*** Opening Document section ***
Speakers of most languages comprehend and produce a very large number of morphologically complex words. But how? There is a tension between two facts. First, speakers can comprehend and produce novel words, which they have never experienced and therefore could not have stored in memory. For example, English speakers readily generate the plural form of wug. These novel words often look like they are composed of recognizable parts, such as the plural marker -s. Second, speakers also comprehend and produce many words that cannot be straightforwardly decomposed into parts, such as bought or brunch. Morphology is the paradigm example of a quasi-regular domain, full of only partially productive, exception-ridden patterns, many of which nonetheless appear to be learned and used by speakers and listeners. Quasi-regularity has made morphology a fruitful testing ground for alternative views of how the mind works. Every major approach to the nature of the mind has attempted to tackle morphological processing. These approaches range from symbolic rule-based approaches to connectionist networks of simple neuron-like processing units to clouds of richly specified holistic exemplars. They vary in their assumptions about the nature of mental representations; particularly, those comprising long-term memory of language. They also vary in the computations that the mind is thought to perform; including the computations that are performed by a speaker attempting to produce or comprehend a word. In challenging all major approaches to cognition with its intricate patterns, morphology continues to provide a valuable window onto the nature of the mind.
*** Closing Document section ***
> [Problems to work on]
(a) Render this sentence from the passage on morphological processing into Spanish: "Every major approach to the nature of the mind has attempted to tackle morphological processing."
(b) In the passage on morphological processing, what is given as an English example of a novel word whose plural speakers readily generate?
The data that comes next was taken from a separate source.
*** Opening Data shown ***
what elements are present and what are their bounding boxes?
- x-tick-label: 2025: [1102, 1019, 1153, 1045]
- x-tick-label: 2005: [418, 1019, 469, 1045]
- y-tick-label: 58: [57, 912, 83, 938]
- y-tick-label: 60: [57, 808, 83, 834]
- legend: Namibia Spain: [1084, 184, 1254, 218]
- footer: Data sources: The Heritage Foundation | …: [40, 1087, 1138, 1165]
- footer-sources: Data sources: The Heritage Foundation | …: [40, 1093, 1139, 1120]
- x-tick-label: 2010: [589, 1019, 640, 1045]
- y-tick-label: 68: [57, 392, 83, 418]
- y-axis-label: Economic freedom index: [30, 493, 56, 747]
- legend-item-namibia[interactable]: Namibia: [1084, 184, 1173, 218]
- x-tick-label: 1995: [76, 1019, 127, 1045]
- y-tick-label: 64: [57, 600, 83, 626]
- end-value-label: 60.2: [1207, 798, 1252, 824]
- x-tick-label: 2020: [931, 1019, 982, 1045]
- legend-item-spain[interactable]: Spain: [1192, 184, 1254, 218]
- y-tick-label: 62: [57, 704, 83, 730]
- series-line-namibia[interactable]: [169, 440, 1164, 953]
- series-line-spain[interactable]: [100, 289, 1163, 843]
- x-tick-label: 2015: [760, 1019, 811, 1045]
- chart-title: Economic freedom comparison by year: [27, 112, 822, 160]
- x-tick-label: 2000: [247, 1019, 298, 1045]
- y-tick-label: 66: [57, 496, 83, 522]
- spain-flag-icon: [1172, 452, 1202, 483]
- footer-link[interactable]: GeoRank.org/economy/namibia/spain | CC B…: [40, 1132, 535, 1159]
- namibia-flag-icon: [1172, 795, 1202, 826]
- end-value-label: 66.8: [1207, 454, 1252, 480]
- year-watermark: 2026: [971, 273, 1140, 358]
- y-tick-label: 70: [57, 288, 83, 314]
*** Closing Data shown ***
> [Solutions to the problems]
(a) Todos los enfoques principales sobre la naturaleza de la mente han intentado abordar el procesamiento morfológico.

(b) The word wug.